### Given task
Only the number is wanted: count the lines that contain "color".

### Task data
• • • • • • •
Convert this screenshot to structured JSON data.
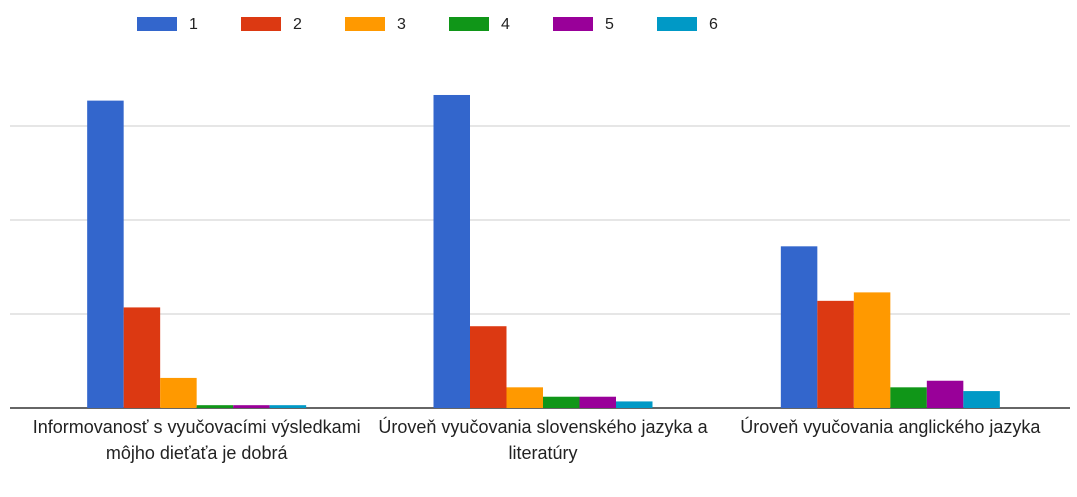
{
  "chart_data": {
    "type": "bar",
    "categories": [
      "Informovanosť s vyučovacími výsledkami môjho dieťaťa je dobrá",
      "Úroveň vyučovania slovenského jazyka a literatúry",
      "Úroveň vyučovania anglického jazyka"
    ],
    "series": [
      {
        "name": "1",
        "color": "#3366cc",
        "values": [
          3.27,
          3.33,
          1.72
        ]
      },
      {
        "name": "2",
        "color": "#dc3912",
        "values": [
          1.07,
          0.87,
          1.14
        ]
      },
      {
        "name": "3",
        "color": "#ff9900",
        "values": [
          0.32,
          0.22,
          1.23
        ]
      },
      {
        "name": "4",
        "color": "#109618",
        "values": [
          0.03,
          0.12,
          0.22
        ]
      },
      {
        "name": "5",
        "color": "#990099",
        "values": [
          0.03,
          0.12,
          0.29
        ]
      },
      {
        "name": "6",
        "color": "#0099c6",
        "values": [
          0.03,
          0.07,
          0.18
        ]
      }
    ],
    "ylim": [
      0,
      3.5
    ],
    "yticks": [
      0,
      1,
      2,
      3
    ],
    "grid": true,
    "legend": "top"
  }
}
• • • • • • •
### Expected answer
6